Short problem: Below are records; work out how many of their lines hold the string "needs" and give that number alone.

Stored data
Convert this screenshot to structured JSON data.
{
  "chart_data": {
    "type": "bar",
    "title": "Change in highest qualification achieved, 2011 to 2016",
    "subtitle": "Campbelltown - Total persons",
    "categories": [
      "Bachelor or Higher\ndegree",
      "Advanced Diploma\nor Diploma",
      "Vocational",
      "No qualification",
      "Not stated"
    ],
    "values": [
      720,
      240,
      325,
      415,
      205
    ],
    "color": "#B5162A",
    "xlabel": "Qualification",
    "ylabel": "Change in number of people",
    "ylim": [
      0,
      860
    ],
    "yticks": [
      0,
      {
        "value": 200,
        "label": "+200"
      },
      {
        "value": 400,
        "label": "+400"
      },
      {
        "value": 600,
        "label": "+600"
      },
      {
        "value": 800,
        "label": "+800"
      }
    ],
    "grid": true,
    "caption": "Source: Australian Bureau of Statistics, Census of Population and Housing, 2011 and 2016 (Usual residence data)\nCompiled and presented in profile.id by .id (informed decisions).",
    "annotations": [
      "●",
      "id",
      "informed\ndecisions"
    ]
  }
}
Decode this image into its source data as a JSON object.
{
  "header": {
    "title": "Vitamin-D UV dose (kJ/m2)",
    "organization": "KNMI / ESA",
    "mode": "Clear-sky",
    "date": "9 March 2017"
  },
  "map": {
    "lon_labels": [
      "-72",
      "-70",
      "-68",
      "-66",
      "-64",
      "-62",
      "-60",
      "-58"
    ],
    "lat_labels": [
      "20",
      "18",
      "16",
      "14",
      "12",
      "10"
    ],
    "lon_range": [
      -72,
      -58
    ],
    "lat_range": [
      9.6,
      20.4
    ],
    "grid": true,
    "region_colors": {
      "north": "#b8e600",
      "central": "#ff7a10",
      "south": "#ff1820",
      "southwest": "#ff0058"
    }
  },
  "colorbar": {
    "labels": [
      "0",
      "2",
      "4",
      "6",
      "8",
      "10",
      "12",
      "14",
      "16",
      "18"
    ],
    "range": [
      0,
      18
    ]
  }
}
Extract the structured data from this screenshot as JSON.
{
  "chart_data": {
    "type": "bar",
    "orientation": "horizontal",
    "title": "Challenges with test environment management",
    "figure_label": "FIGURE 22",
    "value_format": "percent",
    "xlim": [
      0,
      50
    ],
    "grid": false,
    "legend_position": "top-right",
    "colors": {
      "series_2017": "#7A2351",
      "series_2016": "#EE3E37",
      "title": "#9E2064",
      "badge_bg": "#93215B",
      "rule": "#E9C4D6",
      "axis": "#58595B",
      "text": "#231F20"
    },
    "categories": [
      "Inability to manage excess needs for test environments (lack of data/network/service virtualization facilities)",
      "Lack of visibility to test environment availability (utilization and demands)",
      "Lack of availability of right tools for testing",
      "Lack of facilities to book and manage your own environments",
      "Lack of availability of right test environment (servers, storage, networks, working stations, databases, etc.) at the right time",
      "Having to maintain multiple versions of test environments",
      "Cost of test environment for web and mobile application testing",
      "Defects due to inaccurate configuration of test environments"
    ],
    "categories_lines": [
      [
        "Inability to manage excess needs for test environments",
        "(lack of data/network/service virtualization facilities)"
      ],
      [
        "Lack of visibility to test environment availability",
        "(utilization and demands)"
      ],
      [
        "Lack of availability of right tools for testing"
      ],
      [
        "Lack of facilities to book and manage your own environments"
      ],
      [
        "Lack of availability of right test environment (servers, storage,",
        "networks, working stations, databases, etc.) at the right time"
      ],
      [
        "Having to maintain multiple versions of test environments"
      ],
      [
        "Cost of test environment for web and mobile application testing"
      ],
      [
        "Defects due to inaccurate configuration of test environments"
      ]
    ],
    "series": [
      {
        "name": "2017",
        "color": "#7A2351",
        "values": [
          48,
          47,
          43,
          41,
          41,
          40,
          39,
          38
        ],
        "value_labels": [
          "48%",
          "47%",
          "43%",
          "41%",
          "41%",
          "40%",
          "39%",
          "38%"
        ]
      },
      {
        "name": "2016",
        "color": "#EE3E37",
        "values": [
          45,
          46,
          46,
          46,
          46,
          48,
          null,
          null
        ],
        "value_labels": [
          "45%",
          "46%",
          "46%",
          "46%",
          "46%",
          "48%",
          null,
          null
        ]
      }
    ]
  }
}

Written answer: 2